Turn the material into a Markdown table with the columns Row and Entry, giving each line a row number. Begin at the line that has "x-tick-label: 6000 (400, 485, 446, 506)", stop after the line that has "line-marker-label: OI (454, 67, 467, 81)", and leave out any blank lines.

Input data:

++++++++

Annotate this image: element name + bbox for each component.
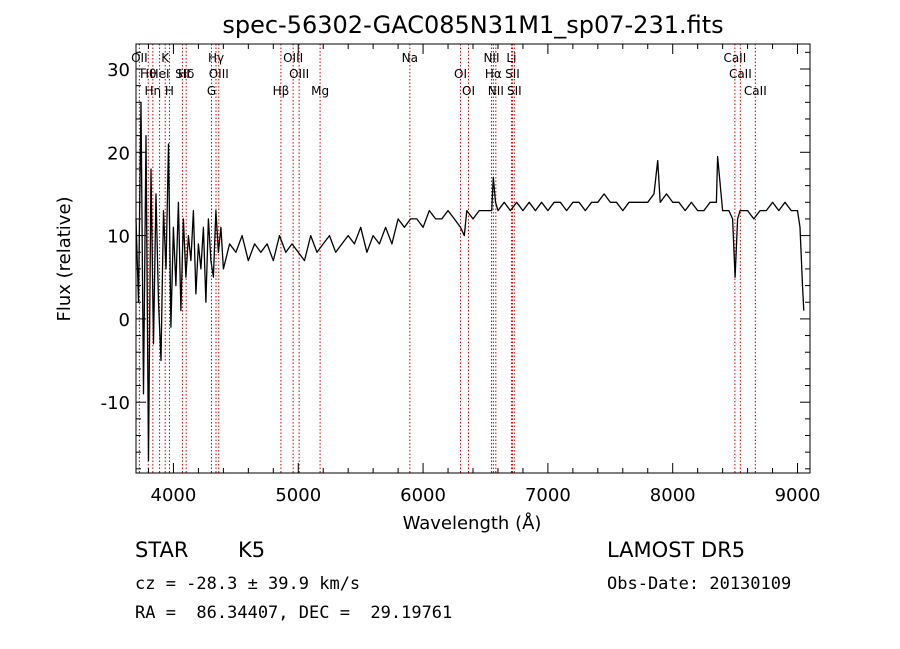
x-tick-label: 6000 (400, 485, 446, 506)
line-marker-label: H (165, 84, 174, 98)
line-marker-label: Hγ (208, 51, 224, 65)
line-marker-label: HeI (150, 67, 170, 81)
line-marker-label: OIII (283, 51, 303, 65)
y-axis-ticks: -10 0 10 20 30 (101, 51, 810, 470)
ra-dec-coordinates: RA = 86.34407, DEC = 29.19761 (135, 603, 453, 623)
y-tick-label: 20 (107, 143, 130, 164)
x-axis-label: Wavelength (Å) (403, 512, 542, 534)
line-marker-label: OIII (209, 67, 229, 81)
line-marker-label: SII (175, 67, 190, 81)
spectrum-line (135, 101, 805, 462)
chart-title: spec-56302-GAC085N31M1_sp07-231.fits (222, 11, 723, 39)
line-marker-label: Hα (485, 67, 502, 81)
line-marker-label: K (161, 51, 170, 65)
line-marker-label: OI (454, 67, 467, 81)
object-subclass: K5 (238, 538, 266, 562)
line-marker-labels: OIIHθHηKHeIHSIIHδGHγOIIIHβOIIIOIIIMgNaOI… (131, 51, 767, 98)
y-tick-label: 0 (119, 310, 130, 331)
line-marker-label: Li (506, 51, 516, 65)
line-marker-label: OII (131, 51, 148, 65)
survey-release: LAMOST DR5 (607, 538, 746, 562)
x-tick-label: 7000 (525, 485, 571, 506)
plot-frame (135, 43, 811, 474)
x-tick-label: 4000 (151, 485, 197, 506)
line-marker-label: G (207, 84, 216, 98)
line-marker-label: NII (483, 51, 499, 65)
object-class: STAR (135, 538, 189, 562)
line-marker-label: NII (488, 84, 504, 98)
line-marker-label: Mg (311, 84, 329, 98)
y-tick-label: 30 (107, 60, 130, 81)
y-tick-label: -10 (101, 393, 130, 414)
line-marker-label: Na (402, 51, 418, 65)
line-marker-label: CaII (729, 67, 752, 81)
x-tick-label: 8000 (650, 485, 696, 506)
line-marker-label: Hθ (140, 67, 156, 81)
line-marker-label: Hδ (178, 67, 194, 81)
line-marker-label: CaII (744, 84, 767, 98)
x-tick-label: 9000 (775, 485, 821, 506)
line-marker-label: OI (462, 84, 475, 98)
x-tick-label: 5000 (275, 485, 321, 506)
line-markers (138, 44, 756, 473)
spectrum-series (135, 101, 805, 462)
line-marker-label: Hη (145, 84, 162, 98)
y-tick-label: 10 (107, 227, 130, 248)
redshift-velocity: cz = -28.3 ± 39.9 km/s (135, 574, 361, 594)
line-marker-label: SII (507, 84, 522, 98)
x-axis-ticks: 4000 5000 6000 7000 8000 9000 (147, 44, 821, 506)
line-marker-label: OIII (289, 67, 309, 81)
line-marker-label: Hβ (273, 84, 290, 98)
line-marker-label: SII (505, 67, 520, 81)
y-axis-label: Flux (relative) (54, 196, 75, 321)
observation-date: Obs-Date: 20130109 (607, 574, 792, 594)
line-marker-label: CaII (723, 51, 746, 65)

++++++++

Response to the task:
| Row | Entry |
|---|---|
| 1 | x-tick-label: 6000 (400, 485, 446, 506) |
| 2 | line-marker-label: H (165, 84, 174, 98) |
| 3 | line-marker-label: Hγ (208, 51, 224, 65) |
| 4 | line-marker-label: HeI (150, 67, 170, 81) |
| 5 | line-marker-label: OIII (283, 51, 303, 65) |
| 6 | y-axis-ticks: -10 0 10 20 30 (101, 51, 810, 470) |
| 7 | ra-dec-coordinates: RA = 86.34407, DEC = 29.19761 (135, 603, 453, 623) |
| 8 | y-tick-label: 20 (107, 143, 130, 164) |
| 9 | x-axis-label: Wavelength (Å) (403, 512, 542, 534) |
| 10 | line-marker-label: OIII (209, 67, 229, 81) |
| 11 | line-marker-label: SII (175, 67, 190, 81) |
| 12 | spectrum-line (135, 101, 805, 462) |
| 13 | chart-title: spec-56302-GAC085N31M1_sp07-231.fits (222, 11, 723, 39) |
| 14 | line-marker-label: Hα (485, 67, 502, 81) |
| 15 | line-marker-label: K (161, 51, 170, 65) |
| 16 | line-marker-label: OI (454, 67, 467, 81) |